>> start Material shown

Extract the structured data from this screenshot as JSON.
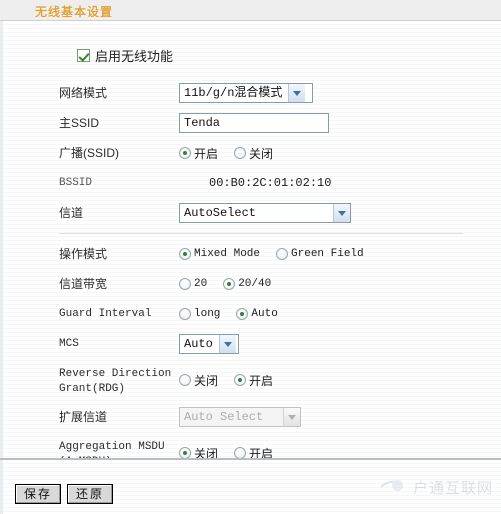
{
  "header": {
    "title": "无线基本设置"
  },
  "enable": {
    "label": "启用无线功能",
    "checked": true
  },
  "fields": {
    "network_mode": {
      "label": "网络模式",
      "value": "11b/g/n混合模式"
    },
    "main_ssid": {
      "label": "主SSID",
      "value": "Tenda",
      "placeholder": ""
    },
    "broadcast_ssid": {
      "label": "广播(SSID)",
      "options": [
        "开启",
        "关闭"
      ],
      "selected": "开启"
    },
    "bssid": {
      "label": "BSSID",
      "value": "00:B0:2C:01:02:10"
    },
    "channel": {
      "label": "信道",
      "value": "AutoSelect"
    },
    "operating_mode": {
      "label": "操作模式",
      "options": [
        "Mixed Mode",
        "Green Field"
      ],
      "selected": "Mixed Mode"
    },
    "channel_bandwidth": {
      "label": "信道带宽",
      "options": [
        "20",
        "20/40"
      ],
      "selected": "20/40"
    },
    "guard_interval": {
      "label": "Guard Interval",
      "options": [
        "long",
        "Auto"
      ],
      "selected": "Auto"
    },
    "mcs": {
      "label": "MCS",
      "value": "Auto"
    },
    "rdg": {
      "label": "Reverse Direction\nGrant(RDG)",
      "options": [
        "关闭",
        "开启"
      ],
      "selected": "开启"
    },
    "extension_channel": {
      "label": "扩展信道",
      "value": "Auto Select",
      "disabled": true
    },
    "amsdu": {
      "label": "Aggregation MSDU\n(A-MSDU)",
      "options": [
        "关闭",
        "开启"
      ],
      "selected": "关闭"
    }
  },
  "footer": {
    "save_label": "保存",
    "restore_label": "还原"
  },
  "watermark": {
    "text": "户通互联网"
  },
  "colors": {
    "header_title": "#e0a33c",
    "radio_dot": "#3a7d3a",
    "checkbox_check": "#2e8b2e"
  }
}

>> end Material shown
>> start Material shown

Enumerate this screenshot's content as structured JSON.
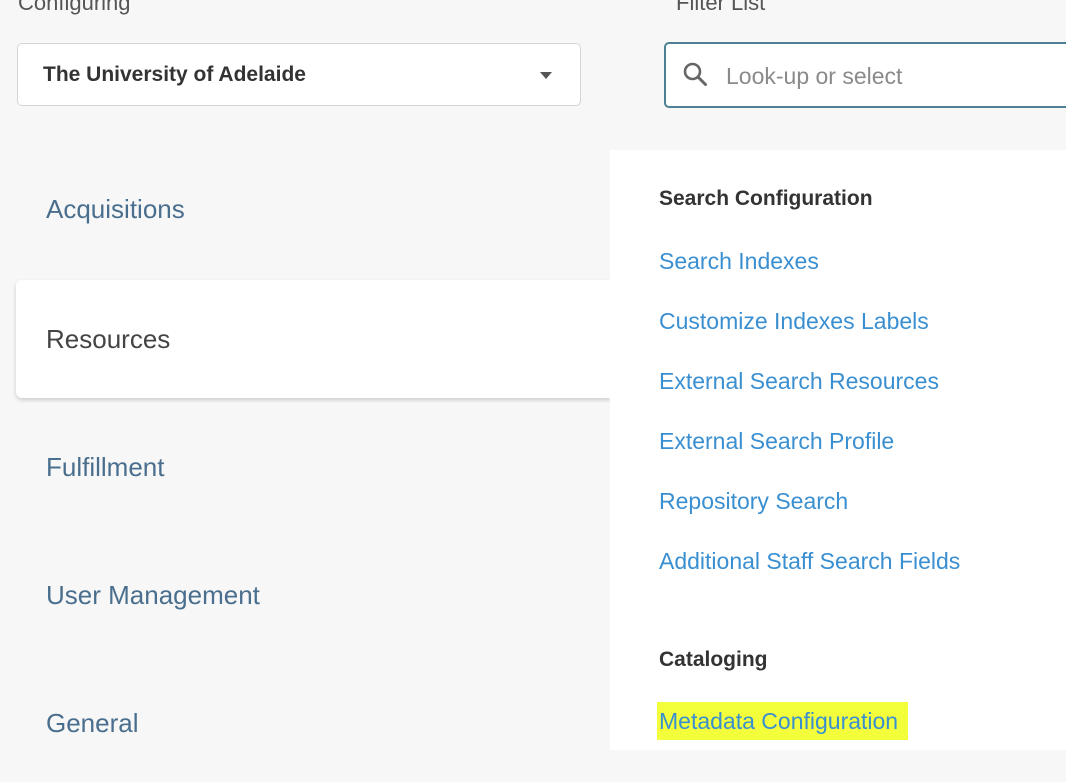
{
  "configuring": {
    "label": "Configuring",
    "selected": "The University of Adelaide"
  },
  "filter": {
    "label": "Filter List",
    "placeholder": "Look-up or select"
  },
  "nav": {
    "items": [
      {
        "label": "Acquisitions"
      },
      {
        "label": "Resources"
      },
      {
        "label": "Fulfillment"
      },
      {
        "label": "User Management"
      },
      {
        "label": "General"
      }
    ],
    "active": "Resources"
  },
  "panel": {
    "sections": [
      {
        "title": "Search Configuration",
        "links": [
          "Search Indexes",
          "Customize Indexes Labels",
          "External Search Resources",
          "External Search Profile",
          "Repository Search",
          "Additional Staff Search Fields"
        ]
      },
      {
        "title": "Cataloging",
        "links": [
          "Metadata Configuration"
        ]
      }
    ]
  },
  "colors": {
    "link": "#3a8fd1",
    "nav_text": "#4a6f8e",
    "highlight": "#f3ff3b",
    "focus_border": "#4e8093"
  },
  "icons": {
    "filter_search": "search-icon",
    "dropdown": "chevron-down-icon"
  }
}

>> end Material shown

→ **What you need to do**: Of all the lines above, how many contain the word "Indexes"? Give the number and nothing else.

→ **Exercise answer**: 2